**Exercise description**
Below are the records; reproduce all of them exactly but without any images.

Collection entries:
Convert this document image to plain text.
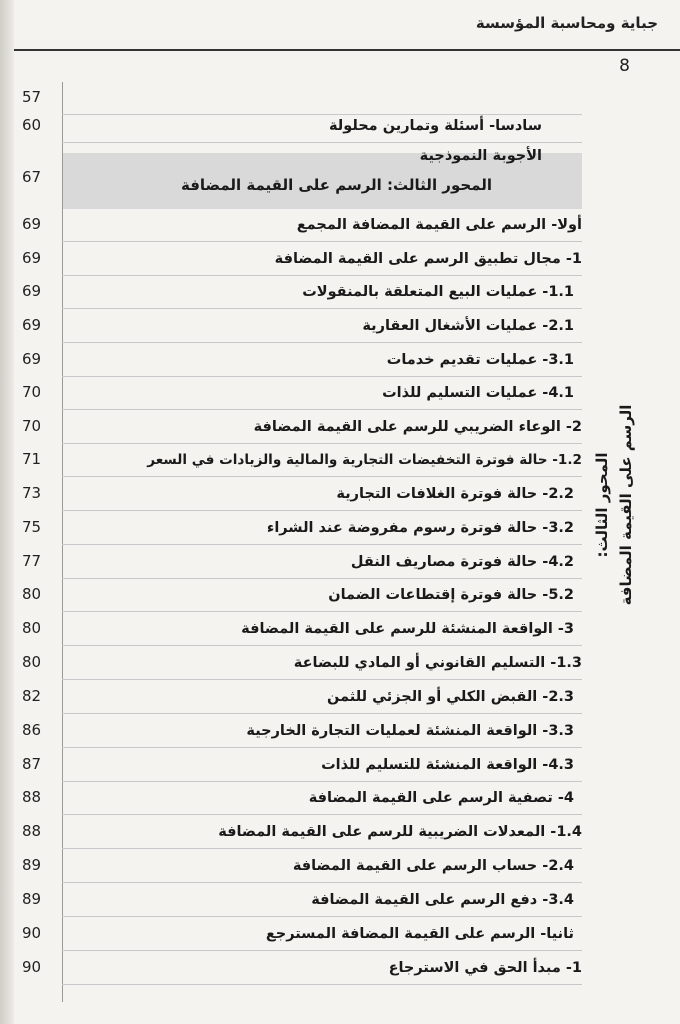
جباية ومحاسبة المؤسسة
8
57
60	سادسا- أسئلة وتمارين محلولة
الأجوبة النموذجية
67	المحور الثالث: الرسم على القيمة المضافة
69	أولا- الرسم على القيمة المضافة المجمع
69	1- مجال تطبيق الرسم على القيمة المضافة
69	1.1- عمليات البيع المتعلقة بالمنقولات
69	2.1- عمليات الأشغال العقارية
69	3.1- عمليات تقديم خدمات
70	4.1- عمليات التسليم للذات
70	2- الوعاء الضريبي للرسم على القيمة المضافة
71	1.2- حالة فوترة التخفيضات التجارية والمالية والزيادات في السعر
73	2.2- حالة فوترة الغلافات التجارية
75	3.2- حالة فوترة رسوم مفروضة عند الشراء
77	4.2- حالة فوترة مصاريف النقل
80	5.2- حالة فوترة إقتطاعات الضمان
80	3- الواقعة المنشئة للرسم على القيمة المضافة
80	1.3- التسليم القانوني أو المادي للبضاعة
82	2.3- القبض الكلي أو الجزئي للثمن
86	3.3- الواقعة المنشئة لعمليات التجارة الخارجية
87	4.3- الواقعة المنشئة للتسليم للذات
88	4- تصفية الرسم على القيمة المضافة
88	1.4- المعدلات الضريبية للرسم على القيمة المضافة
89	2.4- حساب الرسم على القيمة المضافة
89	3.4- دفع الرسم على القيمة المضافة
90	ثانيا- الرسم على القيمة المضافة المسترجع
90	1- مبدأ الحق في الاسترجاع
المحور الثالث: الرسم على القيمة المضافة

**Reply**
Convert this document image to plain text.
جباية ومحاسبة المؤسسة
8
57
60	سادسا- أسئلة وتمارين محلولة
الأجوبة النموذجية
67	المحور الثالث: الرسم على القيمة المضافة
69	أولا- الرسم على القيمة المضافة المجمع
69	1- مجال تطبيق الرسم على القيمة المضافة
69	1.1- عمليات البيع المتعلقة بالمنقولات
69	2.1- عمليات الأشغال العقارية
69	3.1- عمليات تقديم خدمات
70	4.1- عمليات التسليم للذات
70	2- الوعاء الضريبي للرسم على القيمة المضافة
71	1.2- حالة فوترة التخفيضات التجارية والمالية والزيادات في السعر
73	2.2- حالة فوترة الغلافات التجارية
75	3.2- حالة فوترة رسوم مفروضة عند الشراء
77	4.2- حالة فوترة مصاريف النقل
80	5.2- حالة فوترة إقتطاعات الضمان
80	3- الواقعة المنشئة للرسم على القيمة المضافة
80	1.3- التسليم القانوني أو المادي للبضاعة
82	2.3- القبض الكلي أو الجزئي للثمن
86	3.3- الواقعة المنشئة لعمليات التجارة الخارجية
87	4.3- الواقعة المنشئة للتسليم للذات
88	4- تصفية الرسم على القيمة المضافة
88	1.4- المعدلات الضريبية للرسم على القيمة المضافة
89	2.4- حساب الرسم على القيمة المضافة
89	3.4- دفع الرسم على القيمة المضافة
90	ثانيا- الرسم على القيمة المضافة المسترجع
90	1- مبدأ الحق في الاسترجاع
المحور الثالث: الرسم على القيمة المضافة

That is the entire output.